# Supplied entries:
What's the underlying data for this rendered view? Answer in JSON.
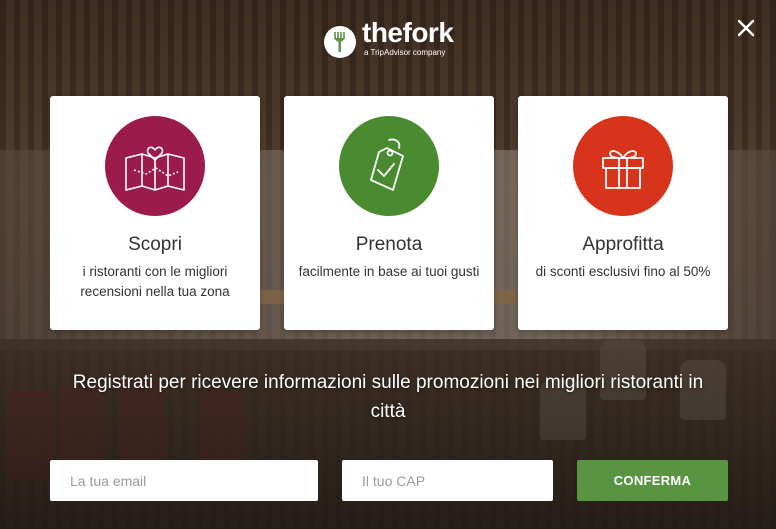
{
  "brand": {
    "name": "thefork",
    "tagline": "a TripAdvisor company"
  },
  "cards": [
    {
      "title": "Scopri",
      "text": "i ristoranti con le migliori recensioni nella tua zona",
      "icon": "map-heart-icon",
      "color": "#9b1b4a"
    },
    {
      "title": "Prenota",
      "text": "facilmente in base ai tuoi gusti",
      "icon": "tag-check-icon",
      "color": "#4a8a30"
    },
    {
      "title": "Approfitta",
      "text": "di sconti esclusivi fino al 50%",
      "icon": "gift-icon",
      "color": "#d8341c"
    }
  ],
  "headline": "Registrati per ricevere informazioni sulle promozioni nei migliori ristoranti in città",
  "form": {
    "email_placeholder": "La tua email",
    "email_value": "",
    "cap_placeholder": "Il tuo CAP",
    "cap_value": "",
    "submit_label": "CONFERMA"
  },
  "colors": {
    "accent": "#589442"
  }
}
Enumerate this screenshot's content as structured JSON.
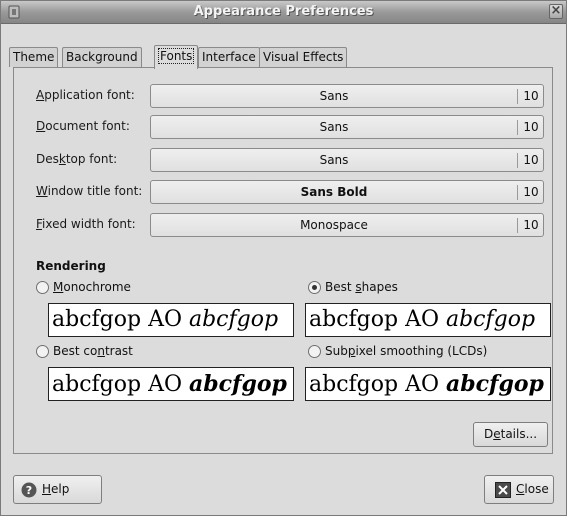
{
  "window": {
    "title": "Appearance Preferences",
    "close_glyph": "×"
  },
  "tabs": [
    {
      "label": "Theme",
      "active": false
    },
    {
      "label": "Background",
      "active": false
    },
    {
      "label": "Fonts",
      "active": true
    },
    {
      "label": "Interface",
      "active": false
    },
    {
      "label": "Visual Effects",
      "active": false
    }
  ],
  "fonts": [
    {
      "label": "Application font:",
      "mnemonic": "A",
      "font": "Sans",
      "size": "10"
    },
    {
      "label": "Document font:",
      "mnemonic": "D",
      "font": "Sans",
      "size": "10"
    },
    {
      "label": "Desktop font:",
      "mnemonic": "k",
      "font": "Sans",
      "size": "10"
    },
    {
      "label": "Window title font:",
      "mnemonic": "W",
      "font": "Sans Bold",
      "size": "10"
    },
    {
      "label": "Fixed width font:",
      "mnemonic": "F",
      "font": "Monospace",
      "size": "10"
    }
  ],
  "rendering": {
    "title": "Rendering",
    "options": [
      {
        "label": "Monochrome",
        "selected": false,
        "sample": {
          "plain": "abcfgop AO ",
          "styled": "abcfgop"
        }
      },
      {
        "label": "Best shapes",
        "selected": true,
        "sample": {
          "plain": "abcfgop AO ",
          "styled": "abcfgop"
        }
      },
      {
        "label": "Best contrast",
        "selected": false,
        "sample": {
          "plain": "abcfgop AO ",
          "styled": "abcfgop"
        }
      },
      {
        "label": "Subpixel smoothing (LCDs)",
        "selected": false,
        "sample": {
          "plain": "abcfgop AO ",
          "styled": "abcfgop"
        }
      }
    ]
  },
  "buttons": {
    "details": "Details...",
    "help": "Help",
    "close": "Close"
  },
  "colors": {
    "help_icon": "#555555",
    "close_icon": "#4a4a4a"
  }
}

# What the exercise asks:
Go back to the records above and write them out exactly, without the pictures.

# Output for this task:
What's the underlying data for this rendered view? Answer in JSON.
{
  "brand": {
    "name": "thefork",
    "tagline": "a TripAdvisor company"
  },
  "cards": [
    {
      "title": "Scopri",
      "text": "i ristoranti con le migliori recensioni nella tua zona",
      "icon": "map-heart-icon",
      "color": "#9b1b4a"
    },
    {
      "title": "Prenota",
      "text": "facilmente in base ai tuoi gusti",
      "icon": "tag-check-icon",
      "color": "#4a8a30"
    },
    {
      "title": "Approfitta",
      "text": "di sconti esclusivi fino al 50%",
      "icon": "gift-icon",
      "color": "#d8341c"
    }
  ],
  "headline": "Registrati per ricevere informazioni sulle promozioni nei migliori ristoranti in città",
  "form": {
    "email_placeholder": "La tua email",
    "email_value": "",
    "cap_placeholder": "Il tuo CAP",
    "cap_value": "",
    "submit_label": "CONFERMA"
  },
  "colors": {
    "accent": "#589442"
  }
}
Enumerate this screenshot's content as structured JSON.
{
  "window": {
    "title": "Appearance Preferences",
    "close_glyph": "×"
  },
  "tabs": [
    {
      "label": "Theme",
      "active": false
    },
    {
      "label": "Background",
      "active": false
    },
    {
      "label": "Fonts",
      "active": true
    },
    {
      "label": "Interface",
      "active": false
    },
    {
      "label": "Visual Effects",
      "active": false
    }
  ],
  "fonts": [
    {
      "label": "Application font:",
      "mnemonic": "A",
      "font": "Sans",
      "size": "10"
    },
    {
      "label": "Document font:",
      "mnemonic": "D",
      "font": "Sans",
      "size": "10"
    },
    {
      "label": "Desktop font:",
      "mnemonic": "k",
      "font": "Sans",
      "size": "10"
    },
    {
      "label": "Window title font:",
      "mnemonic": "W",
      "font": "Sans Bold",
      "size": "10"
    },
    {
      "label": "Fixed width font:",
      "mnemonic": "F",
      "font": "Monospace",
      "size": "10"
    }
  ],
  "rendering": {
    "title": "Rendering",
    "options": [
      {
        "label": "Monochrome",
        "selected": false,
        "sample": {
          "plain": "abcfgop AO ",
          "styled": "abcfgop"
        }
      },
      {
        "label": "Best shapes",
        "selected": true,
        "sample": {
          "plain": "abcfgop AO ",
          "styled": "abcfgop"
        }
      },
      {
        "label": "Best contrast",
        "selected": false,
        "sample": {
          "plain": "abcfgop AO ",
          "styled": "abcfgop"
        }
      },
      {
        "label": "Subpixel smoothing (LCDs)",
        "selected": false,
        "sample": {
          "plain": "abcfgop AO ",
          "styled": "abcfgop"
        }
      }
    ]
  },
  "buttons": {
    "details": "Details...",
    "help": "Help",
    "close": "Close"
  },
  "colors": {
    "help_icon": "#555555",
    "close_icon": "#4a4a4a"
  }
}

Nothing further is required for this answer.